Task directions: Report how many lines contain the word "emissions", with no other text.

Dataset extract:
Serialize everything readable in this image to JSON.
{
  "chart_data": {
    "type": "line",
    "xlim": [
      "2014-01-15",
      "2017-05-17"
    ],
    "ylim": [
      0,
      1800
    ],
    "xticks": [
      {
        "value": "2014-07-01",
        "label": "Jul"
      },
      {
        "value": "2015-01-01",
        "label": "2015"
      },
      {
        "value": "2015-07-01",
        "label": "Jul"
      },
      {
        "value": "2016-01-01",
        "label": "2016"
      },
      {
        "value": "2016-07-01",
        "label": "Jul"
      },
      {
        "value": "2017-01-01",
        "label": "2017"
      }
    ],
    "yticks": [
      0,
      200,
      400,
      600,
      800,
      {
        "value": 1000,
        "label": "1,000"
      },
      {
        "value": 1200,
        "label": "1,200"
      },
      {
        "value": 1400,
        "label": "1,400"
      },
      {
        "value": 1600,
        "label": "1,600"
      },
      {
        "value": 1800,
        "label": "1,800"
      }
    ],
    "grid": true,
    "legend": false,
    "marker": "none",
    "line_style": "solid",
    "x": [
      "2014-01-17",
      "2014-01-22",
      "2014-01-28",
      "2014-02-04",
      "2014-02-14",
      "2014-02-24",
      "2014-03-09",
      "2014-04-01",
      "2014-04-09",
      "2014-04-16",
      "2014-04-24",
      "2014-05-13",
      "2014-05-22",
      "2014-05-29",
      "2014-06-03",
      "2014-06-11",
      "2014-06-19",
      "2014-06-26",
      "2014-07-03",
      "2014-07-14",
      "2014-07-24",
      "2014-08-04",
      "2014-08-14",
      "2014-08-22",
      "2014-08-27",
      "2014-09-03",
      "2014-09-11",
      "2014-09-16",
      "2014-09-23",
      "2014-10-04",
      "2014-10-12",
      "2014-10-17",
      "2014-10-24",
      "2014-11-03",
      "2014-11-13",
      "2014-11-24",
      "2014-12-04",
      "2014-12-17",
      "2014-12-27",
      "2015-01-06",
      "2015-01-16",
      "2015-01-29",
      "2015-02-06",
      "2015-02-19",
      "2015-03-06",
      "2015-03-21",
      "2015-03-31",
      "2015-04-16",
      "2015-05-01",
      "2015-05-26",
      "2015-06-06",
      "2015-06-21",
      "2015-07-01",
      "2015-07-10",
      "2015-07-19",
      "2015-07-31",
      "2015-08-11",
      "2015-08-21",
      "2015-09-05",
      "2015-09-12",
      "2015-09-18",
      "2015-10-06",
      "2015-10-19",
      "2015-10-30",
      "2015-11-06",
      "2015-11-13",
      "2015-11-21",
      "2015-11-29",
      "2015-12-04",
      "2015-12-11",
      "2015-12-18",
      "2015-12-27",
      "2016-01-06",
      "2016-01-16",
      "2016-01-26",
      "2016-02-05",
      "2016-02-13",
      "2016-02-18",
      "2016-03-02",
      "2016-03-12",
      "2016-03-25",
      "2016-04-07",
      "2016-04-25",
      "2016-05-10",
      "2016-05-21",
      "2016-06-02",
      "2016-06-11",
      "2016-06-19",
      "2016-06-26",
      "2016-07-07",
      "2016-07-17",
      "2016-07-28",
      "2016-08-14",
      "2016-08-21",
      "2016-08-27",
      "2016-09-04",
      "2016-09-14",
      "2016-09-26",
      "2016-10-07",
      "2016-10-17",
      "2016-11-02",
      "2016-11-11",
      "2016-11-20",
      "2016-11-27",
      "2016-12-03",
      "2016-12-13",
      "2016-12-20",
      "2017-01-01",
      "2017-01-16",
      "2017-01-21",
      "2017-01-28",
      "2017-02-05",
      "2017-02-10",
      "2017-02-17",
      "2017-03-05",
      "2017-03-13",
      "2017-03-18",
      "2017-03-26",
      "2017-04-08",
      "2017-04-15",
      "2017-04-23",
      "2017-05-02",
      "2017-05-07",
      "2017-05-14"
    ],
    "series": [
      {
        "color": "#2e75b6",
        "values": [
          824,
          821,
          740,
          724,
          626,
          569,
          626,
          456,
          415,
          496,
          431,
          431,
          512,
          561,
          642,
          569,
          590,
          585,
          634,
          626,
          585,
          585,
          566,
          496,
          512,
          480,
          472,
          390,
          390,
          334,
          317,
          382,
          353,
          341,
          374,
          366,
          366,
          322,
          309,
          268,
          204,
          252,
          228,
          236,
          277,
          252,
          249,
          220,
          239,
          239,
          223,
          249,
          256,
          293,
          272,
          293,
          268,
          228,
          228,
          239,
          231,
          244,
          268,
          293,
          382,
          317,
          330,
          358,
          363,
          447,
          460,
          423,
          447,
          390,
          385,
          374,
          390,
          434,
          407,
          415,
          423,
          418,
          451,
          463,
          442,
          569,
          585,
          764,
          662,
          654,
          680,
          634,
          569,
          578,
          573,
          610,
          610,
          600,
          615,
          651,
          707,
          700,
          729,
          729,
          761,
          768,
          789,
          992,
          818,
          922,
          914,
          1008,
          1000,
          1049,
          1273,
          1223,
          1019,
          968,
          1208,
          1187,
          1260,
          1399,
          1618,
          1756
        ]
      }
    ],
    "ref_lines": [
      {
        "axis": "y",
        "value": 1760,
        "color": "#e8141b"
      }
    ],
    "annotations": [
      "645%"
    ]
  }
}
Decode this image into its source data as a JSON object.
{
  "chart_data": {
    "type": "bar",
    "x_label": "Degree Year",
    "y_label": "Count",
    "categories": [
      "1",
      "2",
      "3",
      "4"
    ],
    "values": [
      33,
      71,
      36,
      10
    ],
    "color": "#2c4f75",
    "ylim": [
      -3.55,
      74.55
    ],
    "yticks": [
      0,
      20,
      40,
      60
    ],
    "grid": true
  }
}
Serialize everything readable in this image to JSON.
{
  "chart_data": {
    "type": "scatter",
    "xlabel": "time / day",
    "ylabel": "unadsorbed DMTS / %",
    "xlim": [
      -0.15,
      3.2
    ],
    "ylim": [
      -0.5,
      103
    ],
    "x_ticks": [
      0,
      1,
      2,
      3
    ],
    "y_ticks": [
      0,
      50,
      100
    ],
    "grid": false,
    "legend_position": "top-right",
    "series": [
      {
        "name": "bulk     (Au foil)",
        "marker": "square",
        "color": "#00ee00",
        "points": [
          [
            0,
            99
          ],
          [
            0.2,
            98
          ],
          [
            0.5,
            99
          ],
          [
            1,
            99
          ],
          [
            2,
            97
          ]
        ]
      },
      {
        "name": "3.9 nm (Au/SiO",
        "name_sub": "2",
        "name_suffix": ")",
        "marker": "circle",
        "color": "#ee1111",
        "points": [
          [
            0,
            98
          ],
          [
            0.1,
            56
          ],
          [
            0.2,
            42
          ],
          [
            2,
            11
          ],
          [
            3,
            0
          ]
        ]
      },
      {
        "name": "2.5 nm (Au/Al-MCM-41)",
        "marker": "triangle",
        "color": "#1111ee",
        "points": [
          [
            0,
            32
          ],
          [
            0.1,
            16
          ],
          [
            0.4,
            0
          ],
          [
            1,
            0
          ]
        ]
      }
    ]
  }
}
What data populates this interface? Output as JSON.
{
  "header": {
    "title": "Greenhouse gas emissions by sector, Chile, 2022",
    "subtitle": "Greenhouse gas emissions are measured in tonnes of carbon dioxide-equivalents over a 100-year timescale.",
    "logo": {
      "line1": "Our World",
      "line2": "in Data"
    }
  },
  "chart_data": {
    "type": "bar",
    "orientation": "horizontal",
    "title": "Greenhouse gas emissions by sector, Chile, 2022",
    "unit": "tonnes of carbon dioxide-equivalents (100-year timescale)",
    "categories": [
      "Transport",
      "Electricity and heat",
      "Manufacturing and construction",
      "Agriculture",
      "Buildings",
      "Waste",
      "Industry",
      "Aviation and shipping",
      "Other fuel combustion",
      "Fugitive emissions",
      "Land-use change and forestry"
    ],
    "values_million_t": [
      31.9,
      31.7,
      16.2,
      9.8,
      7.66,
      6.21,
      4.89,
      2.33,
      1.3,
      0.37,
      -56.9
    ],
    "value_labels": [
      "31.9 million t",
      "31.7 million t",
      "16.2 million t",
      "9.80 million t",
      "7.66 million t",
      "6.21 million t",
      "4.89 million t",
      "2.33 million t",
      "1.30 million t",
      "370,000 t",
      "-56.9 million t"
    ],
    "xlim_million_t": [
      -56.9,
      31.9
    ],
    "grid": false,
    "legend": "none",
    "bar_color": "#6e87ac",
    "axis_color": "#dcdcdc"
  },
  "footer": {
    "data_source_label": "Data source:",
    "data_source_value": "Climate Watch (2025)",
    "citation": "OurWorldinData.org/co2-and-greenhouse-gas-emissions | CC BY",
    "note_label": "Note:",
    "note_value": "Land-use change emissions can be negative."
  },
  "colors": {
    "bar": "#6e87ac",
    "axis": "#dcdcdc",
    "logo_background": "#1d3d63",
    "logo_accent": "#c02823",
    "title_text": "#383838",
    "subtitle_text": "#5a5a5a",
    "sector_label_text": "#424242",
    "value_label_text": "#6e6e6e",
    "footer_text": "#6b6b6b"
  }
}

Output: 6